* [Problem]: Isolate every line in the records below with "this" in it.

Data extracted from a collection
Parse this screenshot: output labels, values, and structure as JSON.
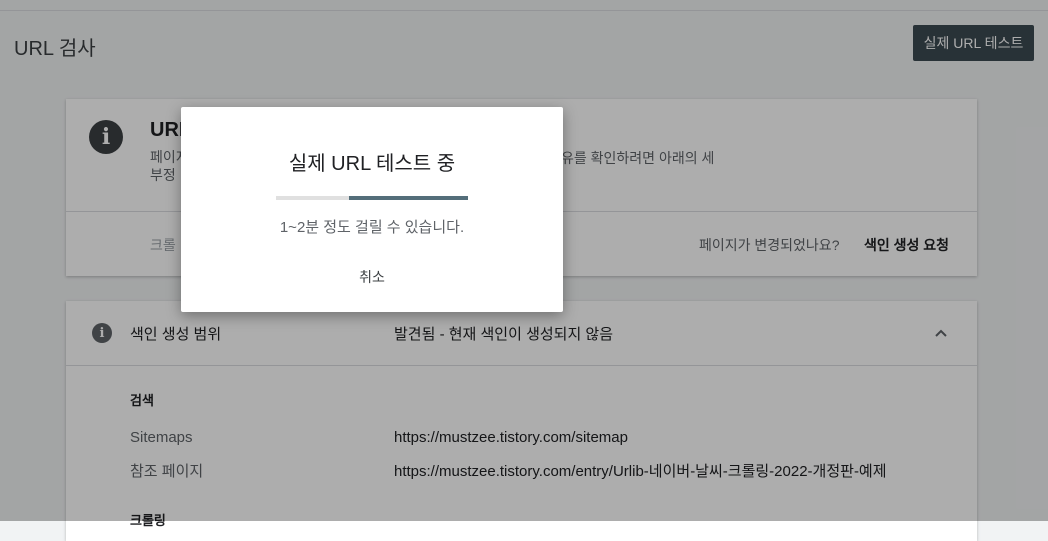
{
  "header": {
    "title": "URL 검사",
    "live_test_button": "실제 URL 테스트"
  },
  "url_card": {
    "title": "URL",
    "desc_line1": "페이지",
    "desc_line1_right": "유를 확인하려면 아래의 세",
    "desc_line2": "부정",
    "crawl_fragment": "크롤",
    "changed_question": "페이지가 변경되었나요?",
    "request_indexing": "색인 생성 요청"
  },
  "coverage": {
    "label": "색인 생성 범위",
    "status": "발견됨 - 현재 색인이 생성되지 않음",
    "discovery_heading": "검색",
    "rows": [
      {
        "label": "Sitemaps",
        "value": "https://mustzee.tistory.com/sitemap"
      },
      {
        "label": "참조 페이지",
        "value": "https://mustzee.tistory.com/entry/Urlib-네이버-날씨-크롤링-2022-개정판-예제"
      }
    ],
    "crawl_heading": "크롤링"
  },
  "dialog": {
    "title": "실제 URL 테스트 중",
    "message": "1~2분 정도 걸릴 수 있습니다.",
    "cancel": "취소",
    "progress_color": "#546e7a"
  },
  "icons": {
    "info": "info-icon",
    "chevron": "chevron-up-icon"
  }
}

---

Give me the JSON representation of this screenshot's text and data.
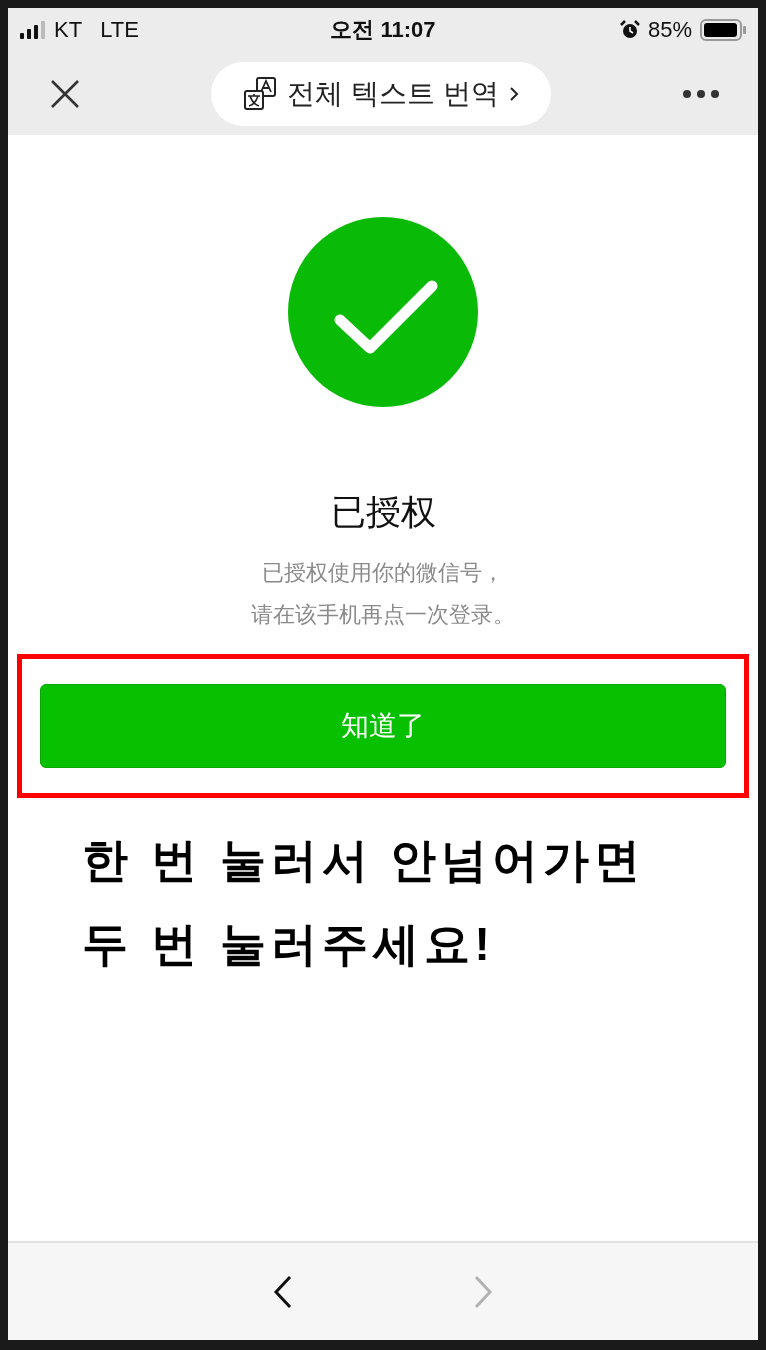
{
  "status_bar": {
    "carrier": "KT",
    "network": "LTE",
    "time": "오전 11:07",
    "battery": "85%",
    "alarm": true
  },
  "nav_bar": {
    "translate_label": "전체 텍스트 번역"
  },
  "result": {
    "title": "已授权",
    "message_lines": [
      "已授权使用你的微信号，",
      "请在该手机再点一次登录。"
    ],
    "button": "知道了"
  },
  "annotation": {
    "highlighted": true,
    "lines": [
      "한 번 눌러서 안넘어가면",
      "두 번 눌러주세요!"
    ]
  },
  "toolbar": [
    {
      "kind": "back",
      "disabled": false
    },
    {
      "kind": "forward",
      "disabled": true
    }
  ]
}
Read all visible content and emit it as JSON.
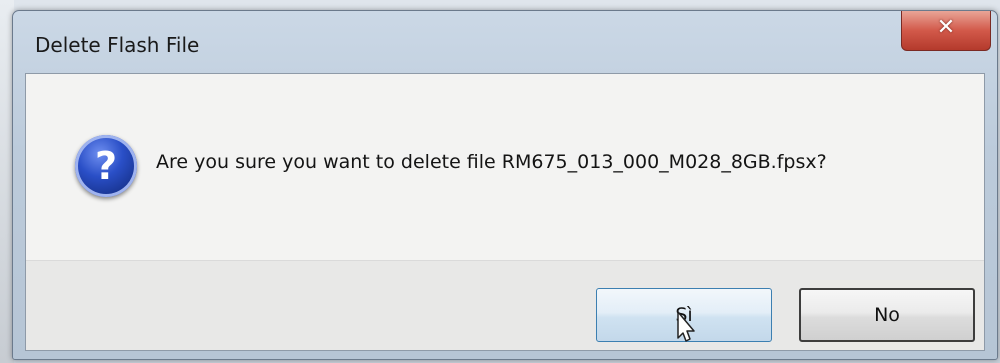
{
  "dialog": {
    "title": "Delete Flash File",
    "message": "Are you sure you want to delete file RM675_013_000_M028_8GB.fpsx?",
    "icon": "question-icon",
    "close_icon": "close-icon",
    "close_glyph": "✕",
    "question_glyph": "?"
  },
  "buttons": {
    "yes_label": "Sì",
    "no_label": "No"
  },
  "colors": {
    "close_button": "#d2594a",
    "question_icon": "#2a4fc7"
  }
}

* [The output]:
Parse this screenshot: output labels, values, and structure as JSON.
Give me the JSON representation of this screenshot's text and data.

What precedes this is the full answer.